Short task: Copy each line that has the string "dalej" somewhere in it.
--- start ---
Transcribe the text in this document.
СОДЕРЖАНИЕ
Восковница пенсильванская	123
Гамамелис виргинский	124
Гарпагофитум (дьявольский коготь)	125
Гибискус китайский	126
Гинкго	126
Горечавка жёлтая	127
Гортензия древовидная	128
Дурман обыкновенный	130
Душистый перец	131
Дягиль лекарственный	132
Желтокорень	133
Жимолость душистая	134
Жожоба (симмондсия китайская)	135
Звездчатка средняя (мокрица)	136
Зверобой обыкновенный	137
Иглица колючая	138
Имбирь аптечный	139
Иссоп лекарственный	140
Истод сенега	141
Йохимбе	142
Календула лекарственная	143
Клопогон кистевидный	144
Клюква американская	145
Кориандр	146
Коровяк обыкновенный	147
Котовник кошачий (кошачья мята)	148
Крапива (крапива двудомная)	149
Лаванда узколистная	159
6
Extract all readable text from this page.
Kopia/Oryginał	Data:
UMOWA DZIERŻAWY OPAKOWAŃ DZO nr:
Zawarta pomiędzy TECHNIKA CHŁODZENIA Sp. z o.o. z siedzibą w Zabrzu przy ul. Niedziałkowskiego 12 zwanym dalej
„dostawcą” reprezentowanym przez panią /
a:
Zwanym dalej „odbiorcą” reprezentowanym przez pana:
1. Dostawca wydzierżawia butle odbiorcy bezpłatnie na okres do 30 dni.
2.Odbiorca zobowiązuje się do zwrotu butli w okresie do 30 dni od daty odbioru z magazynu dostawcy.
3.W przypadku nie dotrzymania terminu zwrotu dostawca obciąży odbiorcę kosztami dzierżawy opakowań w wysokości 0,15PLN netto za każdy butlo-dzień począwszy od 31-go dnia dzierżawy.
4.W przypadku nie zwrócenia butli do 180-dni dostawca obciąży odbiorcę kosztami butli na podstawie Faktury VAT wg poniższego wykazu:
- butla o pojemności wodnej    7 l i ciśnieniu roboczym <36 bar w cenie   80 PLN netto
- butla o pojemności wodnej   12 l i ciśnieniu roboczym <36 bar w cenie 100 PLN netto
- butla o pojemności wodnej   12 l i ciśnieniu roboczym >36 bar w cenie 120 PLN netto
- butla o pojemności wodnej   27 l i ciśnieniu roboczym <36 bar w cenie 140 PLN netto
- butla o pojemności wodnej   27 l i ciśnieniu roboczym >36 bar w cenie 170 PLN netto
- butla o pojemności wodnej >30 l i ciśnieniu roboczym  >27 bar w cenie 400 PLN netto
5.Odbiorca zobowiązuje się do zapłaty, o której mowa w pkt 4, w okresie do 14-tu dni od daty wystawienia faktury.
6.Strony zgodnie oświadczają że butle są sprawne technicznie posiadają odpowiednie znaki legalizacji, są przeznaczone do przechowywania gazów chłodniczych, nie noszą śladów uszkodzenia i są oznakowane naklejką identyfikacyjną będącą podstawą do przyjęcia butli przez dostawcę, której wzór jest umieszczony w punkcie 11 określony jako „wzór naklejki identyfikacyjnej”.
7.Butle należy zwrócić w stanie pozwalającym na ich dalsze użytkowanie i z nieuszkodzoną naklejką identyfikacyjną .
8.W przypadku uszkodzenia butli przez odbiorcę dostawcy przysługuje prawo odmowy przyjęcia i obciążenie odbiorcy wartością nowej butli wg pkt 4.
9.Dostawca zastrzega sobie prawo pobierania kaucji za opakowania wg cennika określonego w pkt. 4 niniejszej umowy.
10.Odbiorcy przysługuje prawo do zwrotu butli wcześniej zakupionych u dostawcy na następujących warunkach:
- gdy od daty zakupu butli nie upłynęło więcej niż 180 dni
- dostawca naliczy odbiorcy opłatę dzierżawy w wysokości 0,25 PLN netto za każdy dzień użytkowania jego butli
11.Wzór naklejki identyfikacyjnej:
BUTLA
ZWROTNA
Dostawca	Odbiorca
--- end ---
Task solution:
Zawarta pomiędzy TECHNIKA CHŁODZENIA Sp. z o.o. z siedzibą w Zabrzu przy ul. Niedziałkowskiego 12 zwanym dalej
Zwanym dalej „odbiorcą” reprezentowanym przez pana:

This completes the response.